## DIRECTIVE
Repeat all the material exactly; pictures stay out of your copy.

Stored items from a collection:
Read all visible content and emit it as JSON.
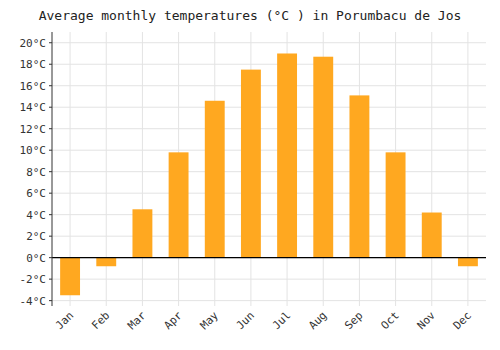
{
  "chart_data": {
    "type": "bar",
    "title": "Average monthly temperatures (°C ) in Porumbacu de Jos",
    "categories": [
      "Jan",
      "Feb",
      "Mar",
      "Apr",
      "May",
      "Jun",
      "Jul",
      "Aug",
      "Sep",
      "Oct",
      "Nov",
      "Dec"
    ],
    "values": [
      -3.5,
      -0.8,
      4.5,
      9.8,
      14.6,
      17.5,
      19.0,
      18.7,
      15.1,
      9.8,
      4.2,
      -0.8
    ],
    "color": "#FFA820",
    "ylim": [
      -4.5,
      21
    ],
    "yticks": [
      {
        "value": -4,
        "label": "-4°C"
      },
      {
        "value": -2,
        "label": "-2°C"
      },
      {
        "value": 0,
        "label": "0°C"
      },
      {
        "value": 2,
        "label": "2°C"
      },
      {
        "value": 4,
        "label": "4°C"
      },
      {
        "value": 6,
        "label": "6°C"
      },
      {
        "value": 8,
        "label": "8°C"
      },
      {
        "value": 10,
        "label": "10°C"
      },
      {
        "value": 12,
        "label": "12°C"
      },
      {
        "value": 14,
        "label": "14°C"
      },
      {
        "value": 16,
        "label": "16°C"
      },
      {
        "value": 18,
        "label": "18°C"
      },
      {
        "value": 20,
        "label": "20°C"
      }
    ],
    "grid": true
  }
}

## THE RESPONSE
Read all visible content and emit it as JSON.
{
  "chart_data": {
    "type": "bar",
    "title": "Average monthly temperatures (°C ) in Porumbacu de Jos",
    "categories": [
      "Jan",
      "Feb",
      "Mar",
      "Apr",
      "May",
      "Jun",
      "Jul",
      "Aug",
      "Sep",
      "Oct",
      "Nov",
      "Dec"
    ],
    "values": [
      -3.5,
      -0.8,
      4.5,
      9.8,
      14.6,
      17.5,
      19.0,
      18.7,
      15.1,
      9.8,
      4.2,
      -0.8
    ],
    "color": "#FFA820",
    "ylim": [
      -4.5,
      21
    ],
    "yticks": [
      {
        "value": -4,
        "label": "-4°C"
      },
      {
        "value": -2,
        "label": "-2°C"
      },
      {
        "value": 0,
        "label": "0°C"
      },
      {
        "value": 2,
        "label": "2°C"
      },
      {
        "value": 4,
        "label": "4°C"
      },
      {
        "value": 6,
        "label": "6°C"
      },
      {
        "value": 8,
        "label": "8°C"
      },
      {
        "value": 10,
        "label": "10°C"
      },
      {
        "value": 12,
        "label": "12°C"
      },
      {
        "value": 14,
        "label": "14°C"
      },
      {
        "value": 16,
        "label": "16°C"
      },
      {
        "value": 18,
        "label": "18°C"
      },
      {
        "value": 20,
        "label": "20°C"
      }
    ],
    "grid": true
  }
}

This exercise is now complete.